→ **Supplied records**

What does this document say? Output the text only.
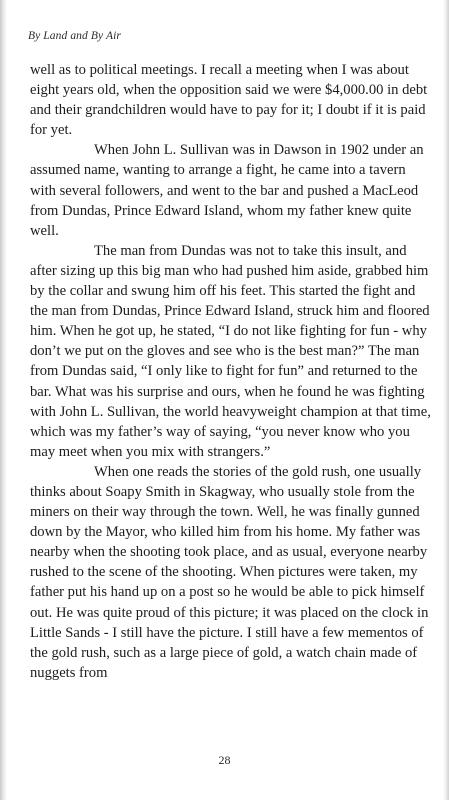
By Land and By Air

well as to political meetings. I recall a meeting when I was about eight years old, when the opposition said we were $4,000.00 in debt and their grandchildren would have to pay for it; I doubt if it is paid for yet.

When John L. Sullivan was in Dawson in 1902 under an assumed name, wanting to arrange a fight, he came into a tavern with several followers, and went to the bar and pushed a MacLeod from Dundas, Prince Edward Island, whom my father knew quite well.

The man from Dundas was not to take this insult, and after sizing up this big man who had pushed him aside, grabbed him by the collar and swung him off his feet. This started the fight and the man from Dundas, Prince Edward Island, struck him and floored him. When he got up, he stated, “I do not like fighting for fun - why don’t we put on the gloves and see who is the best man?” The man from Dundas said, “I only like to fight for fun” and returned to the bar. What was his surprise and ours, when he found he was fighting with John L. Sullivan, the world heavyweight champion at that time, which was my father’s way of saying, “you never know who you may meet when you mix with strangers.”

When one reads the stories of the gold rush, one usually thinks about Soapy Smith in Skagway, who usually stole from the miners on their way through the town. Well, he was finally gunned down by the Mayor, who killed him from his home. My father was nearby when the shooting took place, and as usual, everyone nearby rushed to the scene of the shooting. When pictures were taken, my father put his hand up on a post so he would be able to pick himself out. He was quite proud of this picture; it was placed on the clock in Little Sands - I still have the picture. I still have a few mementos of the gold rush, such as a large piece of gold, a watch chain made of nuggets from

28
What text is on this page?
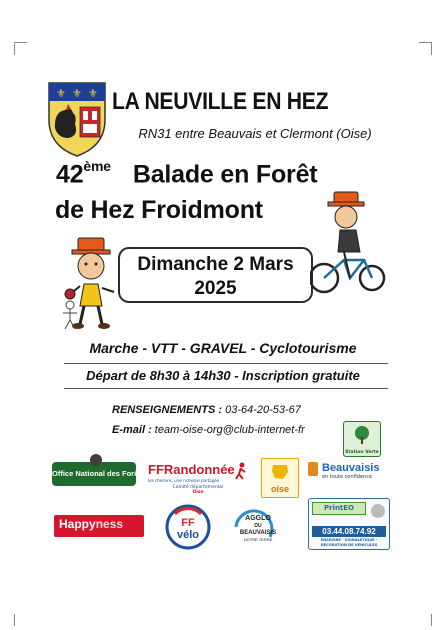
⚜ ⚜ ⚜ LA NEUVILLE EN HEZ
RN31 entre Beauvais et Clermont (Oise)
42ème Balade en Forêt
de Hez Froidmont
Dimanche 2 Mars
2025
Marche - VTT - GRAVEL - Cyclotourisme
Départ de 8h30 à 14h30 - Inscription gratuite
RENSEIGNEMENTS : 03-64-20-53-67
E-mail : team-oise-org@club-internet-fr
Station Verte
Office National des Forêts FFRandonnée
les chemins, une richesse partagée
Comité départemental
Oise	oise
Beauvaisis
en toute confidence
Happyness
Le Hebdo de l'Oise
FF
vélo
AGGLO
DU
BEAUVAISIS
NOTRE TERRE
PrintEO
03.44.08.74.92
ENSEIGNE - SIGNALETIQUE - DECORATION DE VEHICULES
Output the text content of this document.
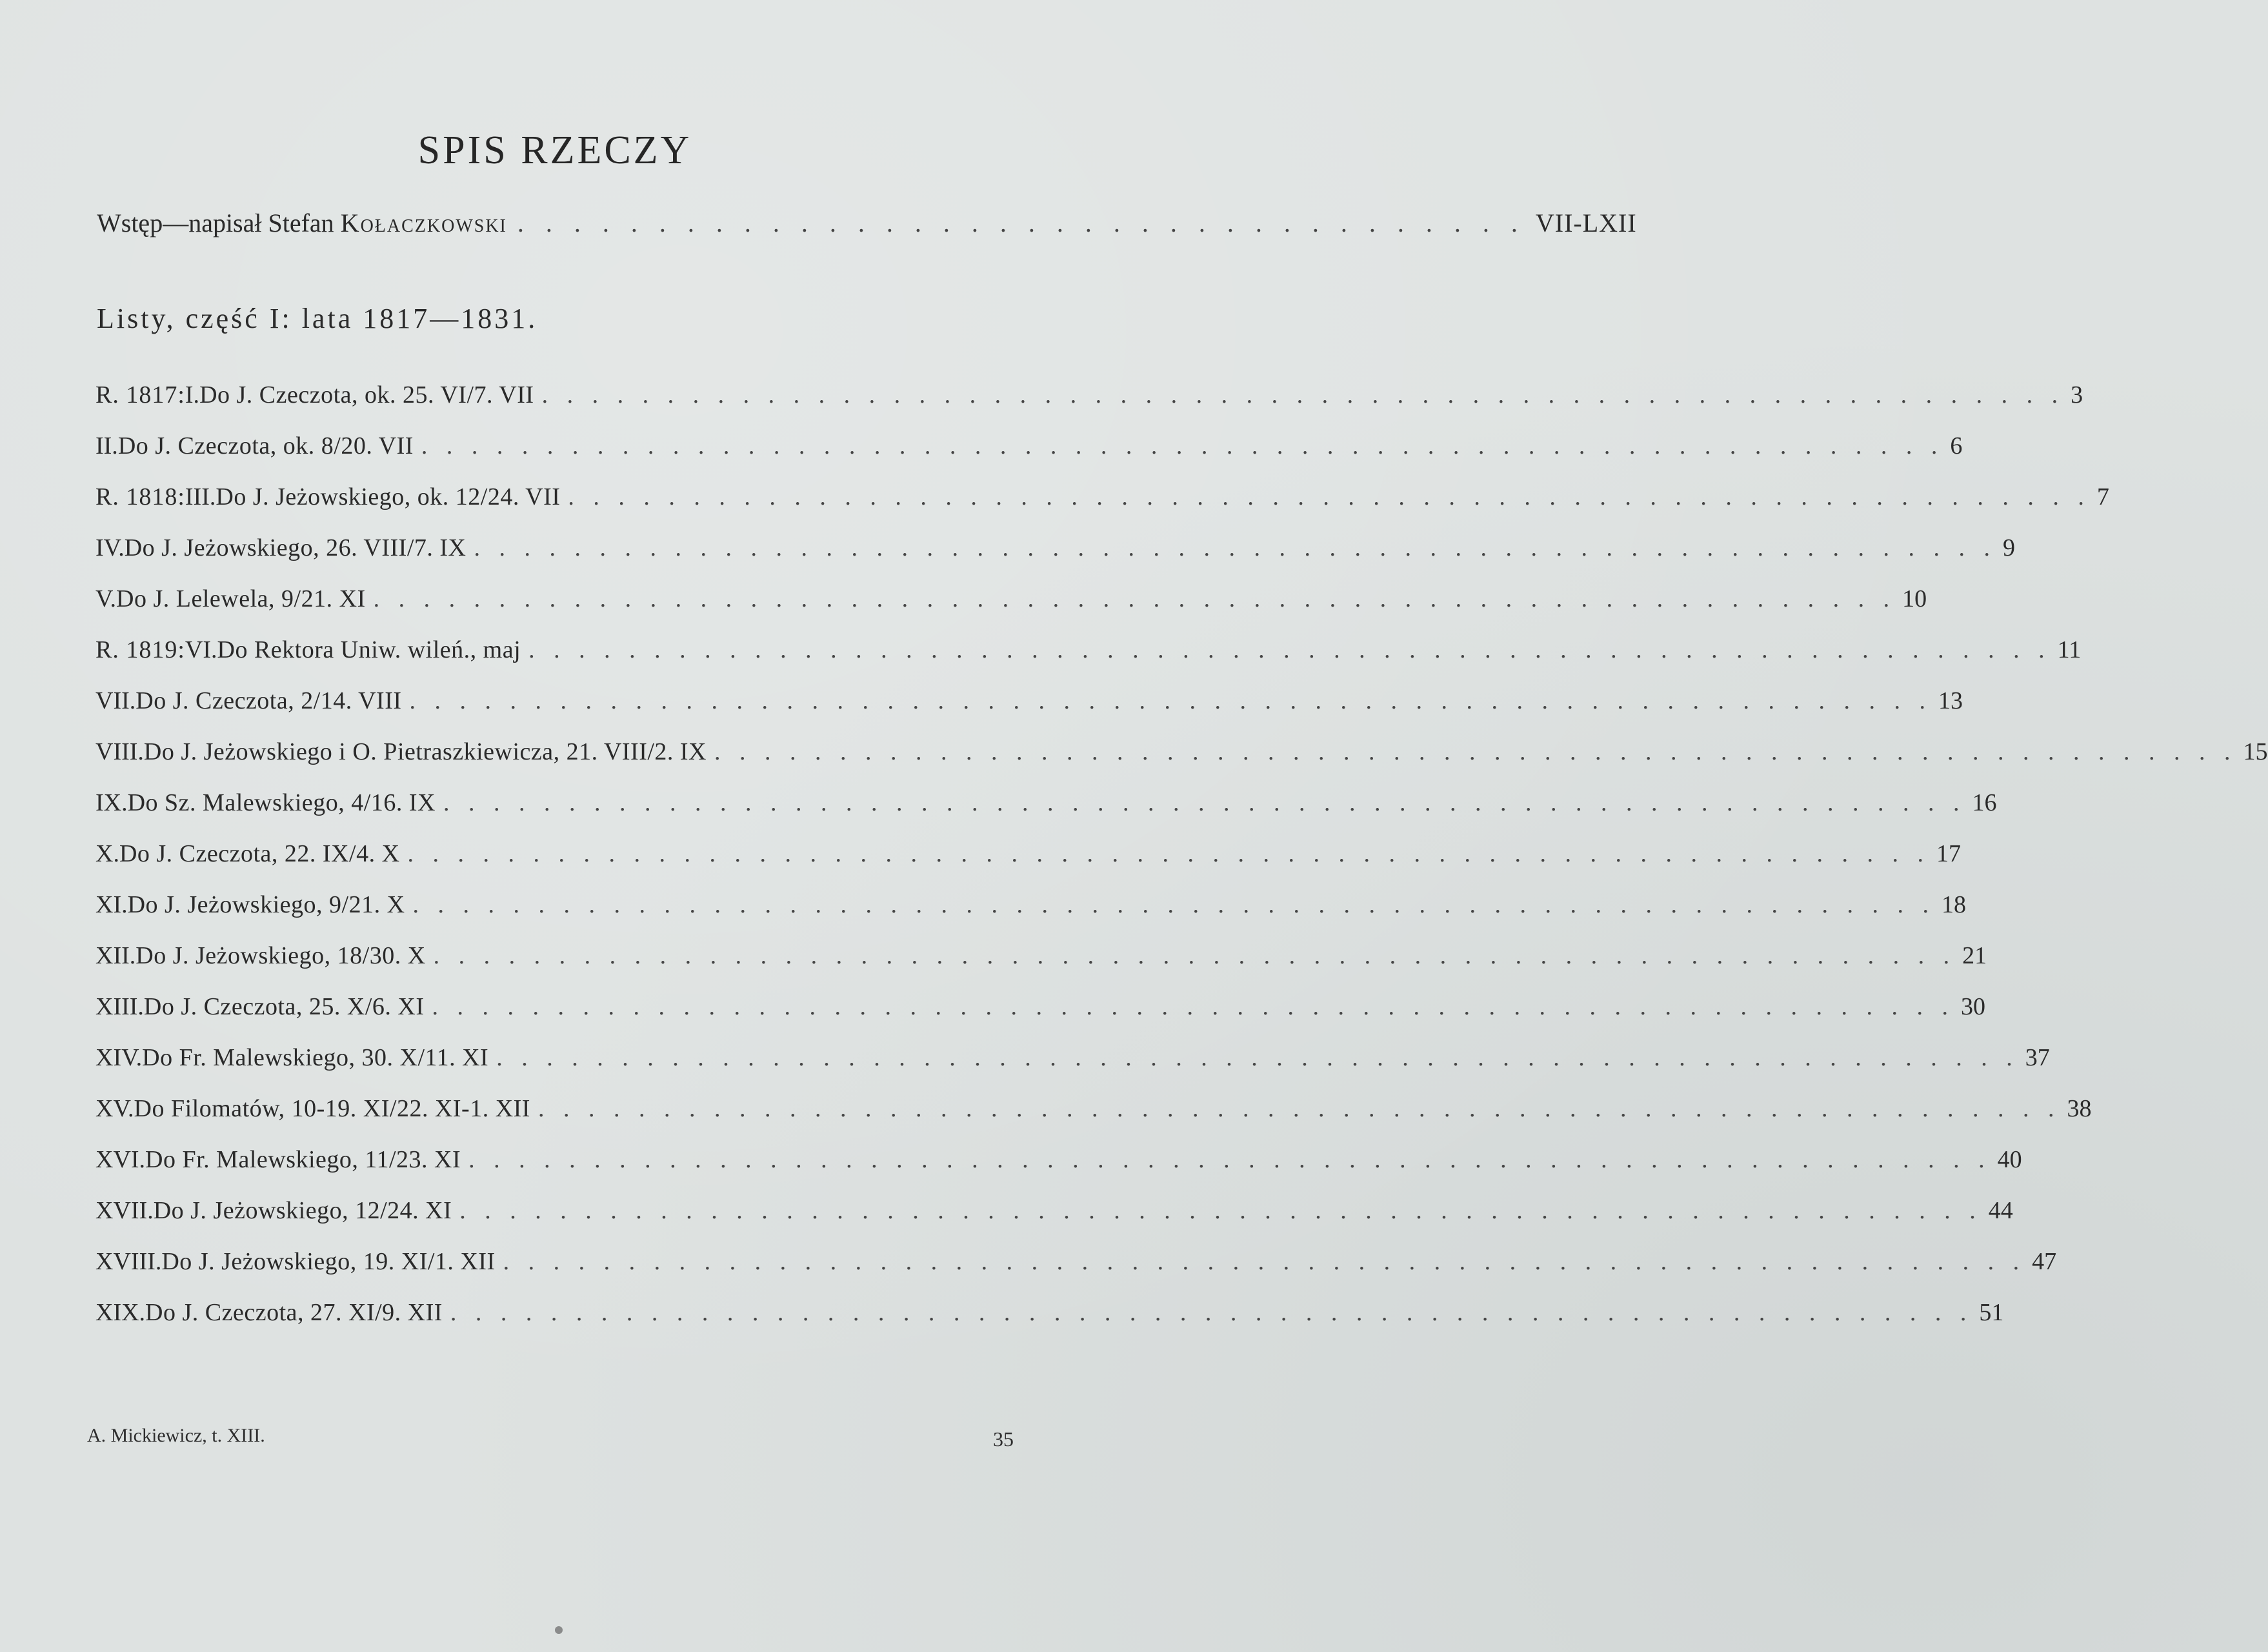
SPIS RZECZY
Wstęp—napisał Stefan Kołaczkowski . . . . . . . . . . . . . . . . . . . . . . . . . . . . . . . . . . . . VII-LXII
Listy, część I: lata 1817—1831.
R. 1817: I. Do J. Czeczota, ok. 25. VI/7. VII . . . . . . . . . . . . . . . . . . . . . . . . . . . . . . . . . . . . . . . . . . . . . . . . . . . . . . . . . . . . . 3
II. Do J. Czeczota, ok. 8/20. VII . . . . . . . . . . . . . . . . . . . . . . . . . . . . . . . . . . . . . . . . . . . . . . . . . . . . . . . . . . . . . 6
R. 1818: III. Do J. Jeżowskiego, ok. 12/24. VII . . . . . . . . . . . . . . . . . . . . . . . . . . . . . . . . . . . . . . . . . . . . . . . . . . . . . . . . . . . . . 7
IV. Do J. Jeżowskiego, 26. VIII/7. IX . . . . . . . . . . . . . . . . . . . . . . . . . . . . . . . . . . . . . . . . . . . . . . . . . . . . . . . . . . . . . 9
V. Do J. Lelewela, 9/21. XI . . . . . . . . . . . . . . . . . . . . . . . . . . . . . . . . . . . . . . . . . . . . . . . . . . . . . . . . . . . . . 10
R. 1819: VI. Do Rektora Uniw. wileń., maj . . . . . . . . . . . . . . . . . . . . . . . . . . . . . . . . . . . . . . . . . . . . . . . . . . . . . . . . . . . . . 11
VII. Do J. Czeczota, 2/14. VIII . . . . . . . . . . . . . . . . . . . . . . . . . . . . . . . . . . . . . . . . . . . . . . . . . . . . . . . . . . . . . 13
VIII. Do J. Jeżowskiego i O. Pietraszkiewicza, 21. VIII/2. IX . . . . . . . . . . . . . . . . . . . . . . . . . . . . . . . . . . . . . . . . . . . . . . . . . . . . . . . . . . . . . 15
IX. Do Sz. Malewskiego, 4/16. IX . . . . . . . . . . . . . . . . . . . . . . . . . . . . . . . . . . . . . . . . . . . . . . . . . . . . . . . . . . . . . 16
X. Do J. Czeczota, 22. IX/4. X . . . . . . . . . . . . . . . . . . . . . . . . . . . . . . . . . . . . . . . . . . . . . . . . . . . . . . . . . . . . . 17
XI. Do J. Jeżowskiego, 9/21. X . . . . . . . . . . . . . . . . . . . . . . . . . . . . . . . . . . . . . . . . . . . . . . . . . . . . . . . . . . . . . 18
XII. Do J. Jeżowskiego, 18/30. X . . . . . . . . . . . . . . . . . . . . . . . . . . . . . . . . . . . . . . . . . . . . . . . . . . . . . . . . . . . . . 21
XIII. Do J. Czeczota, 25. X/6. XI . . . . . . . . . . . . . . . . . . . . . . . . . . . . . . . . . . . . . . . . . . . . . . . . . . . . . . . . . . . . . 30
XIV. Do Fr. Malewskiego, 30. X/11. XI . . . . . . . . . . . . . . . . . . . . . . . . . . . . . . . . . . . . . . . . . . . . . . . . . . . . . . . . . . . . . 37
XV. Do Filomatów, 10-19. XI/22. XI-1. XII . . . . . . . . . . . . . . . . . . . . . . . . . . . . . . . . . . . . . . . . . . . . . . . . . . . . . . . . . . . . . 38
XVI. Do Fr. Malewskiego, 11/23. XI . . . . . . . . . . . . . . . . . . . . . . . . . . . . . . . . . . . . . . . . . . . . . . . . . . . . . . . . . . . . . 40
XVII. Do J. Jeżowskiego, 12/24. XI . . . . . . . . . . . . . . . . . . . . . . . . . . . . . . . . . . . . . . . . . . . . . . . . . . . . . . . . . . . . . 44
XVIII. Do J. Jeżowskiego, 19. XI/1. XII . . . . . . . . . . . . . . . . . . . . . . . . . . . . . . . . . . . . . . . . . . . . . . . . . . . . . . . . . . . . . 47
XIX. Do J. Czeczota, 27. XI/9. XII . . . . . . . . . . . . . . . . . . . . . . . . . . . . . . . . . . . . . . . . . . . . . . . . . . . . . . . . . . . . . 51
A. Mickiewicz, t. XIII.	35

→ **Work to do**
Search the records for the word "Sullivan" and copy every line where it occurs.

→ **In response**
When John L. Sullivan was in Dawson in 1902 under an assumed name, wanting to arrange a fight, he came into a tavern with several followers, and went to the bar and pushed a MacLeod from Dundas, Prince Edward Island, whom my father knew quite well.
The man from Dundas was not to take this insult, and after sizing up this big man who had pushed him aside, grabbed him by the collar and swung him off his feet. This started the fight and the man from Dundas, Prince Edward Island, struck him and floored him. When he got up, he stated, “I do not like fighting for fun - why don’t we put on the gloves and see who is the best man?” The man from Dundas said, “I only like to fight for fun” and returned to the bar. What was his surprise and ours, when he found he was fighting with John L. Sullivan, the world heavyweight champion at that time, which was my father’s way of saying, “you never know who you may meet when you mix with strangers.”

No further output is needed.